Transcribe the full listing below exactly.

--- Start STORED RECORDS ---

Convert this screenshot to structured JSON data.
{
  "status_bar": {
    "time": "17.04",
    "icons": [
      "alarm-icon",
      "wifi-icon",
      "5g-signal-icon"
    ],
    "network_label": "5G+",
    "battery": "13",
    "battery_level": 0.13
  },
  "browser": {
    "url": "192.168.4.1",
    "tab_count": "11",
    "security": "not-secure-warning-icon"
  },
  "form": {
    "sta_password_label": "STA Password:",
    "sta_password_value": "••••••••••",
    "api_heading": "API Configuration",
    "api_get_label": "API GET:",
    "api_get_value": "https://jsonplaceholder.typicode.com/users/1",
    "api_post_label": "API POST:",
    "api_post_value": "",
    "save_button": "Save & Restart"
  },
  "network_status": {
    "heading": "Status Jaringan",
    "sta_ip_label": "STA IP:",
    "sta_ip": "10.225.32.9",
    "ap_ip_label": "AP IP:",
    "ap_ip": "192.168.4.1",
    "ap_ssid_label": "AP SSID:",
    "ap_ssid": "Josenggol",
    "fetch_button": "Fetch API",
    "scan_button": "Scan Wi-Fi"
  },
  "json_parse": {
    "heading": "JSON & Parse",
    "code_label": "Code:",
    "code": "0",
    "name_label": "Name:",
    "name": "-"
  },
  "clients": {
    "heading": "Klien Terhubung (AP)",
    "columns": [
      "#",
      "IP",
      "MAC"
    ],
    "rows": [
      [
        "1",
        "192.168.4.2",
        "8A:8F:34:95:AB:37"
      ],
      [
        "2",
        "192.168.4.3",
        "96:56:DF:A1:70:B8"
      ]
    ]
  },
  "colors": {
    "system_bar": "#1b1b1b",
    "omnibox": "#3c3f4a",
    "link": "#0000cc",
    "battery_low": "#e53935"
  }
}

--- End STORED RECORDS ---

▸ SOLUTION TO THIS PROBLEM:
Convert this screenshot to structured JSON data.
{
  "status_bar": {
    "time": "17.04",
    "icons": [
      "alarm-icon",
      "wifi-icon",
      "5g-signal-icon"
    ],
    "network_label": "5G+",
    "battery": "13",
    "battery_level": 0.13
  },
  "browser": {
    "url": "192.168.4.1",
    "tab_count": "11",
    "security": "not-secure-warning-icon"
  },
  "form": {
    "sta_password_label": "STA Password:",
    "sta_password_value": "••••••••••",
    "api_heading": "API Configuration",
    "api_get_label": "API GET:",
    "api_get_value": "https://jsonplaceholder.typicode.com/users/1",
    "api_post_label": "API POST:",
    "api_post_value": "",
    "save_button": "Save & Restart"
  },
  "network_status": {
    "heading": "Status Jaringan",
    "sta_ip_label": "STA IP:",
    "sta_ip": "10.225.32.9",
    "ap_ip_label": "AP IP:",
    "ap_ip": "192.168.4.1",
    "ap_ssid_label": "AP SSID:",
    "ap_ssid": "Josenggol",
    "fetch_button": "Fetch API",
    "scan_button": "Scan Wi-Fi"
  },
  "json_parse": {
    "heading": "JSON & Parse",
    "code_label": "Code:",
    "code": "0",
    "name_label": "Name:",
    "name": "-"
  },
  "clients": {
    "heading": "Klien Terhubung (AP)",
    "columns": [
      "#",
      "IP",
      "MAC"
    ],
    "rows": [
      [
        "1",
        "192.168.4.2",
        "8A:8F:34:95:AB:37"
      ],
      [
        "2",
        "192.168.4.3",
        "96:56:DF:A1:70:B8"
      ]
    ]
  },
  "colors": {
    "system_bar": "#1b1b1b",
    "omnibox": "#3c3f4a",
    "link": "#0000cc",
    "battery_low": "#e53935"
  }
}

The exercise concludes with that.